Your task ::
Copy the lines starting at the one containing "Localize all elements." and ending at the one containing "tablet-frame: Cancel Apply", character for character.

Begin Material for this exercise

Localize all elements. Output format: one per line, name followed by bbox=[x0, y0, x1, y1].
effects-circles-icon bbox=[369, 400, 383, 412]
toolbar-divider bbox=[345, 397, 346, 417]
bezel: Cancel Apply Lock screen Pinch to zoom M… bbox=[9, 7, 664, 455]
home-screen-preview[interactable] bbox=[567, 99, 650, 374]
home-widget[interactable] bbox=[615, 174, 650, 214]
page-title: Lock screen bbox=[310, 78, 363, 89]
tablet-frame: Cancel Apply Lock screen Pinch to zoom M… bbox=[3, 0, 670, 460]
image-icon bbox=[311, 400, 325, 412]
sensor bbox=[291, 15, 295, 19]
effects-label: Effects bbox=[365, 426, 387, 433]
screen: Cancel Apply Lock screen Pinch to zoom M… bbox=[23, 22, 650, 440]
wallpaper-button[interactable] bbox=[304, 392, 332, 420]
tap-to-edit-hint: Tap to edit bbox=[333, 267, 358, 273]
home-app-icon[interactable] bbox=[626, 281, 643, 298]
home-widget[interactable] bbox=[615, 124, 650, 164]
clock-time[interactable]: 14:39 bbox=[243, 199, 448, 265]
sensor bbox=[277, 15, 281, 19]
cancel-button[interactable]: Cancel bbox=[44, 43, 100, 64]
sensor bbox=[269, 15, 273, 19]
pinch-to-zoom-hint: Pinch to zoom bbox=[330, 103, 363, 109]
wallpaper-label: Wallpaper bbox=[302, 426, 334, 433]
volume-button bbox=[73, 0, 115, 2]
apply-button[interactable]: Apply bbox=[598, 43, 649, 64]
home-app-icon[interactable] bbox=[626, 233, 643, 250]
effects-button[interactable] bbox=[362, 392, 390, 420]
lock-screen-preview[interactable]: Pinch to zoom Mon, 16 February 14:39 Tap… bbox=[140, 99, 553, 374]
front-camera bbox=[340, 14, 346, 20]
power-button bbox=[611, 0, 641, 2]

End Material for this exercise
Begin Material for this exercise

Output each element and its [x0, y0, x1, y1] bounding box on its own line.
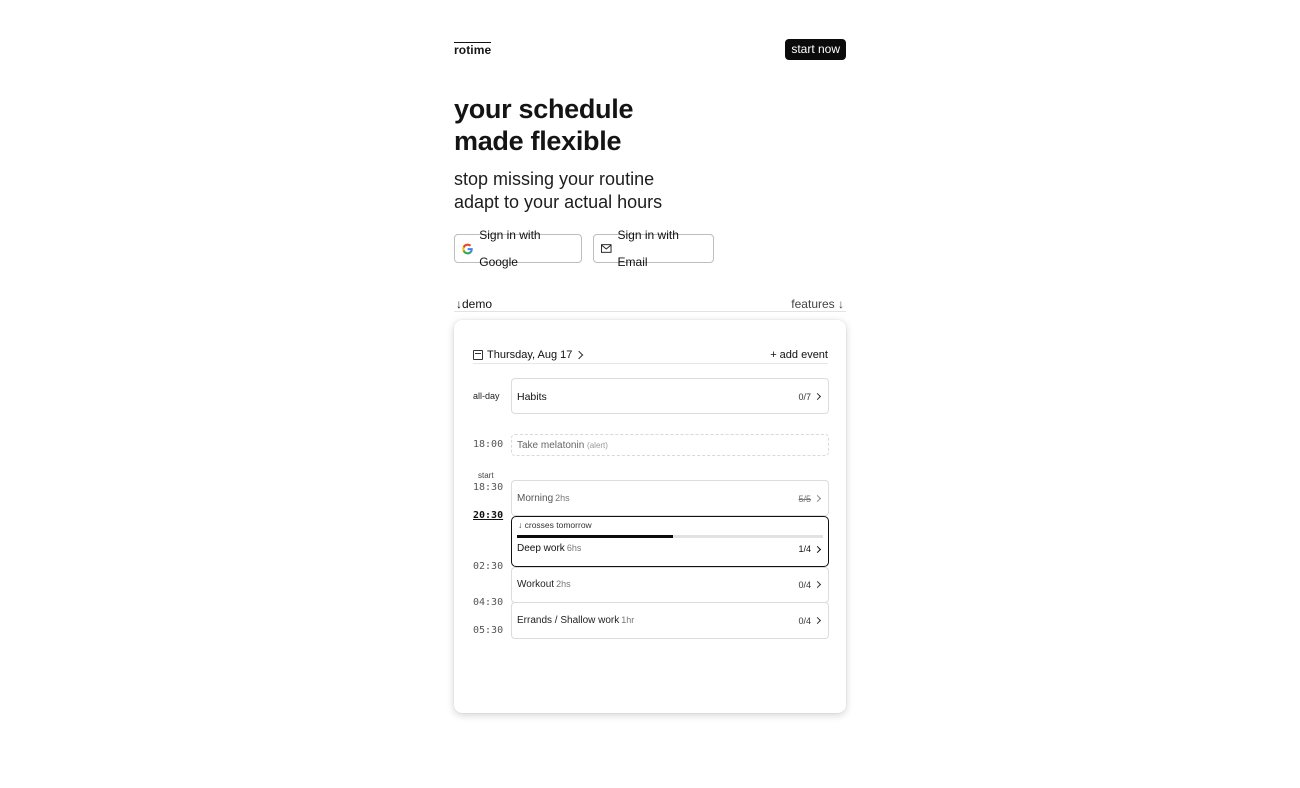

End Material for this exercise

Written response ::
Localize all elements. Output format: one per line, name followed by bbox=[x0, y0, x1, y1].
effects-circles-icon bbox=[369, 400, 383, 412]
toolbar-divider bbox=[345, 397, 346, 417]
bezel: Cancel Apply Lock screen Pinch to zoom M… bbox=[9, 7, 664, 455]
home-screen-preview[interactable] bbox=[567, 99, 650, 374]
home-widget[interactable] bbox=[615, 174, 650, 214]
page-title: Lock screen bbox=[310, 78, 363, 89]
tablet-frame: Cancel Apply Lock screen Pinch to zoom M… bbox=[3, 0, 670, 460]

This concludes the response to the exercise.